— start Data supplied —

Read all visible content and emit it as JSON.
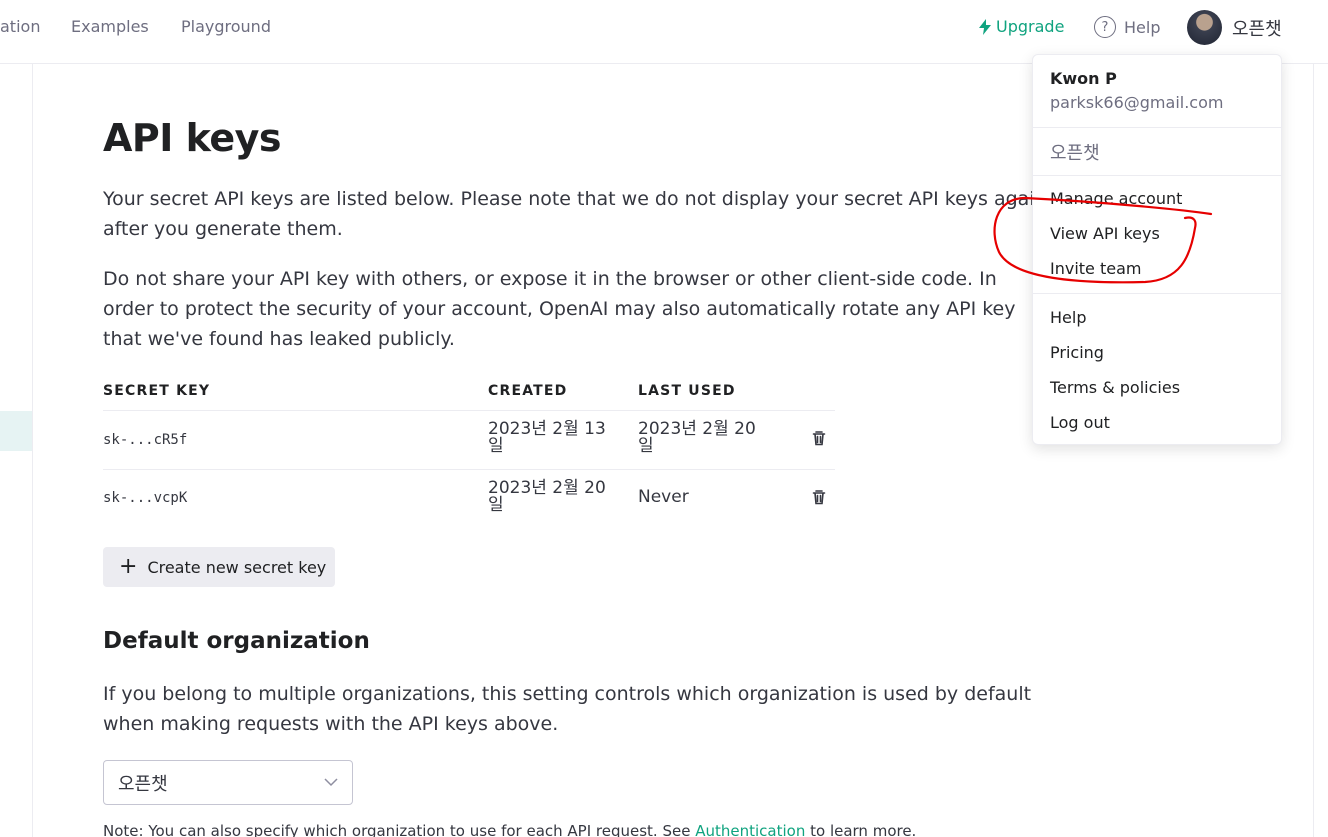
{
  "nav": {
    "links": [
      "ation",
      "Examples",
      "Playground"
    ],
    "upgrade": "Upgrade",
    "help": "Help",
    "org": "오픈챗",
    "accent": "#10a37f"
  },
  "page": {
    "title": "API keys",
    "intro1": "Your secret API keys are listed below. Please note that we do not display your secret API keys again after you generate them.",
    "intro2": "Do not share your API key with others, or expose it in the browser or other client-side code. In order to protect the security of your account, OpenAI may also automatically rotate any API key that we've found has leaked publicly."
  },
  "table": {
    "headers": [
      "SECRET KEY",
      "CREATED",
      "LAST USED"
    ],
    "rows": [
      {
        "key": "sk-...cR5f",
        "created": "2023년 2월 13일",
        "last_used": "2023년 2월 20일"
      },
      {
        "key": "sk-...vcpK",
        "created": "2023년 2월 20일",
        "last_used": "Never"
      }
    ]
  },
  "create_button": "Create new secret key",
  "default_org": {
    "heading": "Default organization",
    "description": "If you belong to multiple organizations, this setting controls which organization is used by default when making requests with the API keys above.",
    "selected": "오픈챗",
    "note_prefix": "Note: You can also specify which organization to use for each API request. See ",
    "note_link": "Authentication",
    "note_suffix": " to learn more."
  },
  "menu": {
    "name": "Kwon P",
    "email": "parksk66@gmail.com",
    "org": "오픈챗",
    "account_items": [
      "Manage account",
      "View API keys",
      "Invite team"
    ],
    "footer_items": [
      "Help",
      "Pricing",
      "Terms & policies",
      "Log out"
    ]
  },
  "icons": {
    "upgrade": "lightning-icon",
    "help": "question-circle-icon",
    "delete": "trash-icon",
    "add": "plus-icon",
    "select": "chevron-down-icon"
  }
}
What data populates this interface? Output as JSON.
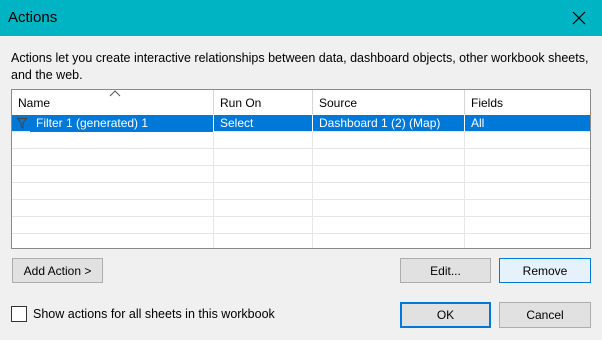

— end Data supplied —

Reproduce each line of the records exactly, and omit every picture.

Read all visible content and emit it as JSON.
{
  "nav": {
    "links": [
      "ation",
      "Examples",
      "Playground"
    ],
    "upgrade": "Upgrade",
    "help": "Help",
    "org": "오픈챗",
    "accent": "#10a37f"
  },
  "page": {
    "title": "API keys",
    "intro1": "Your secret API keys are listed below. Please note that we do not display your secret API keys again after you generate them.",
    "intro2": "Do not share your API key with others, or expose it in the browser or other client-side code. In order to protect the security of your account, OpenAI may also automatically rotate any API key that we've found has leaked publicly."
  },
  "table": {
    "headers": [
      "SECRET KEY",
      "CREATED",
      "LAST USED"
    ],
    "rows": [
      {
        "key": "sk-...cR5f",
        "created": "2023년 2월 13일",
        "last_used": "2023년 2월 20일"
      },
      {
        "key": "sk-...vcpK",
        "created": "2023년 2월 20일",
        "last_used": "Never"
      }
    ]
  },
  "create_button": "Create new secret key",
  "default_org": {
    "heading": "Default organization",
    "description": "If you belong to multiple organizations, this setting controls which organization is used by default when making requests with the API keys above.",
    "selected": "오픈챗",
    "note_prefix": "Note: You can also specify which organization to use for each API request. See ",
    "note_link": "Authentication",
    "note_suffix": " to learn more."
  },
  "menu": {
    "name": "Kwon P",
    "email": "parksk66@gmail.com",
    "org": "오픈챗",
    "account_items": [
      "Manage account",
      "View API keys",
      "Invite team"
    ],
    "footer_items": [
      "Help",
      "Pricing",
      "Terms & policies",
      "Log out"
    ]
  },
  "icons": {
    "upgrade": "lightning-icon",
    "help": "question-circle-icon",
    "delete": "trash-icon",
    "add": "plus-icon",
    "select": "chevron-down-icon"
  }
}
What data populates this interface? Output as JSON.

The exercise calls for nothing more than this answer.